→ **Written exercise**
From the listing, collect all lines containing the word "Balanza".

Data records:

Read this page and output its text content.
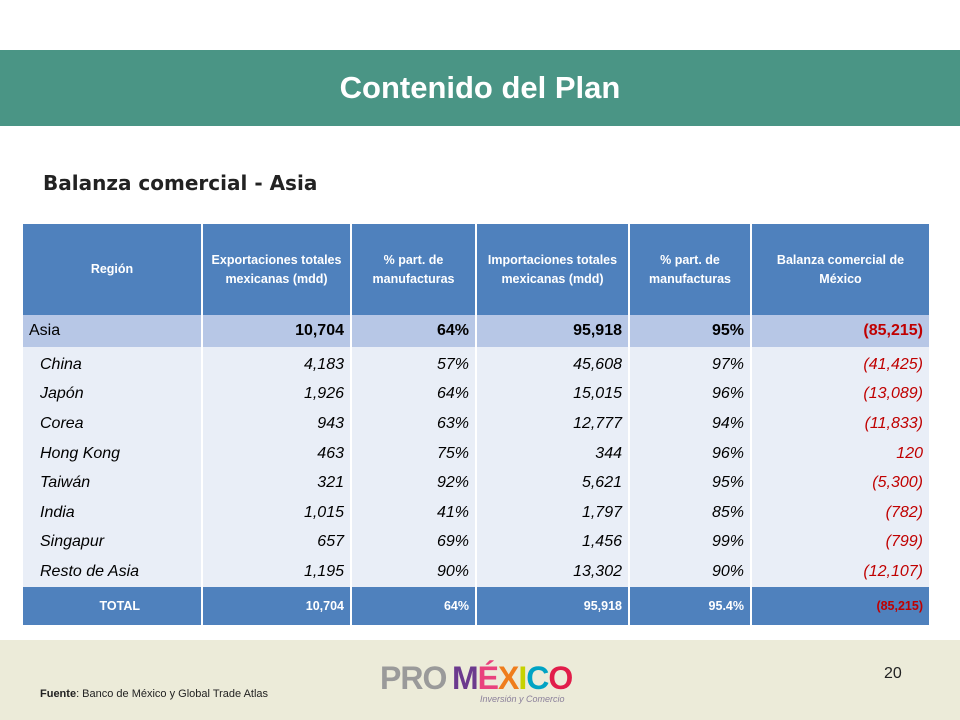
Contenido del Plan
Balanza comercial - Asia
Región	Exportaciones totales mexicanas (mdd)	% part. de manufacturas	Importaciones totales mexicanas (mdd)	% part. de manufacturas	Balanza comercial de México
Asia	10,704	64%	95,918	95%	(85,215)
China	4,183	57%	45,608	97%	(41,425)
Japón	1,926	64%	15,015	96%	(13,089)
Corea	943	63%	12,777	94%	(11,833)
Hong Kong	463	75%	344	96%	120
Taiwán	321	92%	5,621	95%	(5,300)
India	1,015	41%	1,797	85%	(782)
Singapur	657	69%	1,456	99%	(799)
Resto de Asia	1,195	90%	13,302	90%	(12,107)
TOTAL	10,704	64%	95,918	95.4%	(85,215)
PRO MÉXICO
Inversión y Comercio
Fuente: Banco de México y Global Trade Atlas
20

→ **Exercise result**
Balanza comercial - Asia
Región	Exportaciones totales mexicanas (mdd)	% part. de manufacturas	Importaciones totales mexicanas (mdd)	% part. de manufacturas	Balanza comercial de México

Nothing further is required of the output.